◆ **Do this**: Everything in the listing should be restated word for word.

◆ **Data to use**:
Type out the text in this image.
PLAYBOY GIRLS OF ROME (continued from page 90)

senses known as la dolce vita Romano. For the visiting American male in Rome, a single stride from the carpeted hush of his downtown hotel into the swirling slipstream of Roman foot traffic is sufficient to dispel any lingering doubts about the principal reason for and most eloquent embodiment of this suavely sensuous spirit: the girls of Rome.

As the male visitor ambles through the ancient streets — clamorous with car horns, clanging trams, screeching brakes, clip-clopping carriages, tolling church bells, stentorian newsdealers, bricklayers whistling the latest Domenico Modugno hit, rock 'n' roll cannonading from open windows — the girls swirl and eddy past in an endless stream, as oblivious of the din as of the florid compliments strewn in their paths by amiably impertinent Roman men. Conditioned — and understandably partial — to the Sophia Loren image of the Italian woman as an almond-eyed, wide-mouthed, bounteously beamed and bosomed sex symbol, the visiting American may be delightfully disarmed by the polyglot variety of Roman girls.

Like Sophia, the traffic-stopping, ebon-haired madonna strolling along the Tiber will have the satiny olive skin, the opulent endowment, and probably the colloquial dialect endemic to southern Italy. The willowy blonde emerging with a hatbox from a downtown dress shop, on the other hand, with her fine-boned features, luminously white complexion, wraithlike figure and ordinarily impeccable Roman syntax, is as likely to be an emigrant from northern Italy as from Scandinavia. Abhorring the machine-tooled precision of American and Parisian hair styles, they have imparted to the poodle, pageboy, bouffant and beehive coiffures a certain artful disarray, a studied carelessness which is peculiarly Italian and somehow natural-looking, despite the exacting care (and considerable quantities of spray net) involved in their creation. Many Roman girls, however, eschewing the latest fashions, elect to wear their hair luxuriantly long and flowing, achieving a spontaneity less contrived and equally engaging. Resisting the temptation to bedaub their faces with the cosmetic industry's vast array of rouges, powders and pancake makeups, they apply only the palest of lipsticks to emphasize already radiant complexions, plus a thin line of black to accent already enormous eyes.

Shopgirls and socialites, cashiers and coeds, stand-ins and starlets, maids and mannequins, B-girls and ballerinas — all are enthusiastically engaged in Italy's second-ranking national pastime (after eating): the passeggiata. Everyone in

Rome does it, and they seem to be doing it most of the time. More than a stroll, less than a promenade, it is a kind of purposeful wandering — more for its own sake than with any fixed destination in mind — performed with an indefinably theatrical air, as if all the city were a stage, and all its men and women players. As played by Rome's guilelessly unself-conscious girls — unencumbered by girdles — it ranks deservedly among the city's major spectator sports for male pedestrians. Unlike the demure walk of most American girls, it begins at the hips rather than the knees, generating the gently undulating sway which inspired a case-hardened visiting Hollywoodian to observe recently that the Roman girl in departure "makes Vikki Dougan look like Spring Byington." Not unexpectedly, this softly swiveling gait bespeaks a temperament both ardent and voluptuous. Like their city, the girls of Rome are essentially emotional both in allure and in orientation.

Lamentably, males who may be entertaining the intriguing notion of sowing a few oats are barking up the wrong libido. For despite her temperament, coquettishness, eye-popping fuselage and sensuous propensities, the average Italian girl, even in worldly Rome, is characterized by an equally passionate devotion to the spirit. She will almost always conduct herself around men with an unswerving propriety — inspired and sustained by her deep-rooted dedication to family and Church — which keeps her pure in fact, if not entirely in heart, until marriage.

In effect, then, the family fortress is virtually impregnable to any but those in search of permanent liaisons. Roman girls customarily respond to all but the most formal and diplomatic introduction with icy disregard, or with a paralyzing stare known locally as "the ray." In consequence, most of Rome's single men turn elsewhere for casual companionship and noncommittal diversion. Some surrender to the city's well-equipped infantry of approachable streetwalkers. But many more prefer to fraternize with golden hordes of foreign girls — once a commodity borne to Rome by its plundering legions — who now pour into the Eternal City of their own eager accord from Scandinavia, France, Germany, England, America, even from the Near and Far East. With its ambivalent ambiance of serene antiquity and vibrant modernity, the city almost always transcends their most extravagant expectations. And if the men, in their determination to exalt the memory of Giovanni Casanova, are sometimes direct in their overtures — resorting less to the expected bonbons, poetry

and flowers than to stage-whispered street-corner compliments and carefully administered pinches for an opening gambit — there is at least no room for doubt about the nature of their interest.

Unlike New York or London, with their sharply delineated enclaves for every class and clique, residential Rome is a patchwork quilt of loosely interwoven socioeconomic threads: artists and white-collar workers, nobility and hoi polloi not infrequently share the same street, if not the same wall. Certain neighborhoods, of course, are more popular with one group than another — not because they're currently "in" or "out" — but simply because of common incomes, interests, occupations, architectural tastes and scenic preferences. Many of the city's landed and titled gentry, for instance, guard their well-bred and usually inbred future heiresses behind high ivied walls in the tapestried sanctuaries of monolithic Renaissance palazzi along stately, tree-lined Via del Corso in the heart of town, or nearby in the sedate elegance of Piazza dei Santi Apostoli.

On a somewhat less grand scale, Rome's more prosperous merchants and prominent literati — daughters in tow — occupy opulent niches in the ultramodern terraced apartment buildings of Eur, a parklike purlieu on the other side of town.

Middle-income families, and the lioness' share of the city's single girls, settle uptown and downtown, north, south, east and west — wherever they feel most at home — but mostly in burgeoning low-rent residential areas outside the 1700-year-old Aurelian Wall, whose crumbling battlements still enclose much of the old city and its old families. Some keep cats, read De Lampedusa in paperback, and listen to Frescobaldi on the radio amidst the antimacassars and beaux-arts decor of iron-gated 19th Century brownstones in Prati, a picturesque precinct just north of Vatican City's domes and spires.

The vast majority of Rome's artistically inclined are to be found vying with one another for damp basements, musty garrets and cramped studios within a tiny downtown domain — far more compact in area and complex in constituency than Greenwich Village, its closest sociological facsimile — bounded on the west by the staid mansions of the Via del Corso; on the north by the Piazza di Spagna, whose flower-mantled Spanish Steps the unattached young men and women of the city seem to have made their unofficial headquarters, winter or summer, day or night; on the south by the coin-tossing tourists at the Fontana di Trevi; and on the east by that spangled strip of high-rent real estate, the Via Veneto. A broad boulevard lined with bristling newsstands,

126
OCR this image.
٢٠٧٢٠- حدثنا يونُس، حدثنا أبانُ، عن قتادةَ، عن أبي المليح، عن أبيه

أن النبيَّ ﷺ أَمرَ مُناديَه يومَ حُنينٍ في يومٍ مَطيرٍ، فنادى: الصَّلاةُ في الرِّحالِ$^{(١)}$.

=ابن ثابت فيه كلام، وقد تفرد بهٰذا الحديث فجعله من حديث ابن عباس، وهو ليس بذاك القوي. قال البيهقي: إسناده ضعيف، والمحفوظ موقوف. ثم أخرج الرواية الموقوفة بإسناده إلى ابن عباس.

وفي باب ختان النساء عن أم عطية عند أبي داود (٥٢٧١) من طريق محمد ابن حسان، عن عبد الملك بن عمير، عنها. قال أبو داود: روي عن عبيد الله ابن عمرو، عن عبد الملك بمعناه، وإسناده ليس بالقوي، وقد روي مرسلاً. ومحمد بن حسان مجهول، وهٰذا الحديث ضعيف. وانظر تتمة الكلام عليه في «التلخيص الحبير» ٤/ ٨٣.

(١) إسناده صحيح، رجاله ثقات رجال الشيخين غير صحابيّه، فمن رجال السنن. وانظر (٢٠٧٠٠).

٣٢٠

◆ **Written solution**:
Type out the text in this image.
PLAYBOY GIRLS OF ROME (continued from page 90)

senses known as la dolce vita Romano. For the visiting American male in Rome, a single stride from the carpeted hush of his downtown hotel into the swirling slipstream of Roman foot traffic is sufficient to dispel any lingering doubts about the principal reason for and most eloquent embodiment of this suavely sensuous spirit: the girls of Rome.

As the male visitor ambles through the ancient streets — clamorous with car horns, clanging trams, screeching brakes, clip-clopping carriages, tolling church bells, stentorian newsdealers, bricklayers whistling the latest Domenico Modugno hit, rock 'n' roll cannonading from open windows — the girls swirl and eddy past in an endless stream, as oblivious of the din as of the florid compliments strewn in their paths by amiably impertinent Roman men. Conditioned — and understandably partial — to the Sophia Loren image of the Italian woman as an almond-eyed, wide-mouthed, bounteously beamed and bosomed sex symbol, the visiting American may be delightfully disarmed by the polyglot variety of Roman girls.

Like Sophia, the traffic-stopping, ebon-haired madonna strolling along the Tiber will have the satiny olive skin, the opulent endowment, and probably the colloquial dialect endemic to southern Italy. The willowy blonde emerging with a hatbox from a downtown dress shop, on the other hand, with her fine-boned features, luminously white complexion, wraithlike figure and ordinarily impeccable Roman syntax, is as likely to be an emigrant from northern Italy as from Scandinavia. Abhorring the machine-tooled precision of American and Parisian hair styles, they have imparted to the poodle, pageboy, bouffant and beehive coiffures a certain artful disarray, a studied carelessness which is peculiarly Italian and somehow natural-looking, despite the exacting care (and considerable quantities of spray net) involved in their creation. Many Roman girls, however, eschewing the latest fashions, elect to wear their hair luxuriantly long and flowing, achieving a spontaneity less contrived and equally engaging. Resisting the temptation to bedaub their faces with the cosmetic industry's vast array of rouges, powders and pancake makeups, they apply only the palest of lipsticks to emphasize already radiant complexions, plus a thin line of black to accent already enormous eyes.

Shopgirls and socialites, cashiers and coeds, stand-ins and starlets, maids and mannequins, B-girls and ballerinas — all are enthusiastically engaged in Italy's second-ranking national pastime (after eating): the passeggiata. Everyone in

Rome does it, and they seem to be doing it most of the time. More than a stroll, less than a promenade, it is a kind of purposeful wandering — more for its own sake than with any fixed destination in mind — performed with an indefinably theatrical air, as if all the city were a stage, and all its men and women players. As played by Rome's guilelessly unself-conscious girls — unencumbered by girdles — it ranks deservedly among the city's major spectator sports for male pedestrians. Unlike the demure walk of most American girls, it begins at the hips rather than the knees, generating the gently undulating sway which inspired a case-hardened visiting Hollywoodian to observe recently that the Roman girl in departure "makes Vikki Dougan look like Spring Byington." Not unexpectedly, this softly swiveling gait bespeaks a temperament both ardent and voluptuous. Like their city, the girls of Rome are essentially emotional both in allure and in orientation.

Lamentably, males who may be entertaining the intriguing notion of sowing a few oats are barking up the wrong libido. For despite her temperament, coquettishness, eye-popping fuselage and sensuous propensities, the average Italian girl, even in worldly Rome, is characterized by an equally passionate devotion to the spirit. She will almost always conduct herself around men with an unswerving propriety — inspired and sustained by her deep-rooted dedication to family and Church — which keeps her pure in fact, if not entirely in heart, until marriage.

In effect, then, the family fortress is virtually impregnable to any but those in search of permanent liaisons. Roman girls customarily respond to all but the most formal and diplomatic introduction with icy disregard, or with a paralyzing stare known locally as "the ray." In consequence, most of Rome's single men turn elsewhere for casual companionship and noncommittal diversion. Some surrender to the city's well-equipped infantry of approachable streetwalkers. But many more prefer to fraternize with golden hordes of foreign girls — once a commodity borne to Rome by its plundering legions — who now pour into the Eternal City of their own eager accord from Scandinavia, France, Germany, England, America, even from the Near and Far East. With its ambivalent ambiance of serene antiquity and vibrant modernity, the city almost always transcends their most extravagant expectations. And if the men, in their determination to exalt the memory of Giovanni Casanova, are sometimes direct in their overtures — resorting less to the expected bonbons, poetry

and flowers than to stage-whispered street-corner compliments and carefully administered pinches for an opening gambit — there is at least no room for doubt about the nature of their interest.

Unlike New York or London, with their sharply delineated enclaves for every class and clique, residential Rome is a patchwork quilt of loosely interwoven socioeconomic threads: artists and white-collar workers, nobility and hoi polloi not infrequently share the same street, if not the same wall. Certain neighborhoods, of course, are more popular with one group than another — not because they're currently "in" or "out" — but simply because of common incomes, interests, occupations, architectural tastes and scenic preferences. Many of the city's landed and titled gentry, for instance, guard their well-bred and usually inbred future heiresses behind high ivied walls in the tapestried sanctuaries of monolithic Renaissance palazzi along stately, tree-lined Via del Corso in the heart of town, or nearby in the sedate elegance of Piazza dei Santi Apostoli.

On a somewhat less grand scale, Rome's more prosperous merchants and prominent literati — daughters in tow — occupy opulent niches in the ultramodern terraced apartment buildings of Eur, a parklike purlieu on the other side of town.

Middle-income families, and the lioness' share of the city's single girls, settle uptown and downtown, north, south, east and west — wherever they feel most at home — but mostly in burgeoning low-rent residential areas outside the 1700-year-old Aurelian Wall, whose crumbling battlements still enclose much of the old city and its old families. Some keep cats, read De Lampedusa in paperback, and listen to Frescobaldi on the radio amidst the antimacassars and beaux-arts decor of iron-gated 19th Century brownstones in Prati, a picturesque precinct just north of Vatican City's domes and spires.

The vast majority of Rome's artistically inclined are to be found vying with one another for damp basements, musty garrets and cramped studios within a tiny downtown domain — far more compact in area and complex in constituency than Greenwich Village, its closest sociological facsimile — bounded on the west by the staid mansions of the Via del Corso; on the north by the Piazza di Spagna, whose flower-mantled Spanish Steps the unattached young men and women of the city seem to have made their unofficial headquarters, winter or summer, day or night; on the south by the coin-tossing tourists at the Fontana di Trevi; and on the east by that spangled strip of high-rent real estate, the Via Veneto. A broad boulevard lined with bristling newsstands,

126
OCR this image.
٢٠٧٢٠- حدثنا يونُس، حدثنا أبانُ، عن قتادةَ، عن أبي المليح، عن أبيه

أن النبيَّ ﷺ أَمرَ مُناديَه يومَ حُنينٍ في يومٍ مَطيرٍ، فنادى: الصَّلاةُ في الرِّحالِ$^{(١)}$.

=ابن ثابت فيه كلام، وقد تفرد بهٰذا الحديث فجعله من حديث ابن عباس، وهو ليس بذاك القوي. قال البيهقي: إسناده ضعيف، والمحفوظ موقوف. ثم أخرج الرواية الموقوفة بإسناده إلى ابن عباس.

وفي باب ختان النساء عن أم عطية عند أبي داود (٥٢٧١) من طريق محمد ابن حسان، عن عبد الملك بن عمير، عنها. قال أبو داود: روي عن عبيد الله ابن عمرو، عن عبد الملك بمعناه، وإسناده ليس بالقوي، وقد روي مرسلاً. ومحمد بن حسان مجهول، وهٰذا الحديث ضعيف. وانظر تتمة الكلام عليه في «التلخيص الحبير» ٤/ ٨٣.

(١) إسناده صحيح، رجاله ثقات رجال الشيخين غير صحابيّه، فمن رجال السنن. وانظر (٢٠٧٠٠).

٣٢٠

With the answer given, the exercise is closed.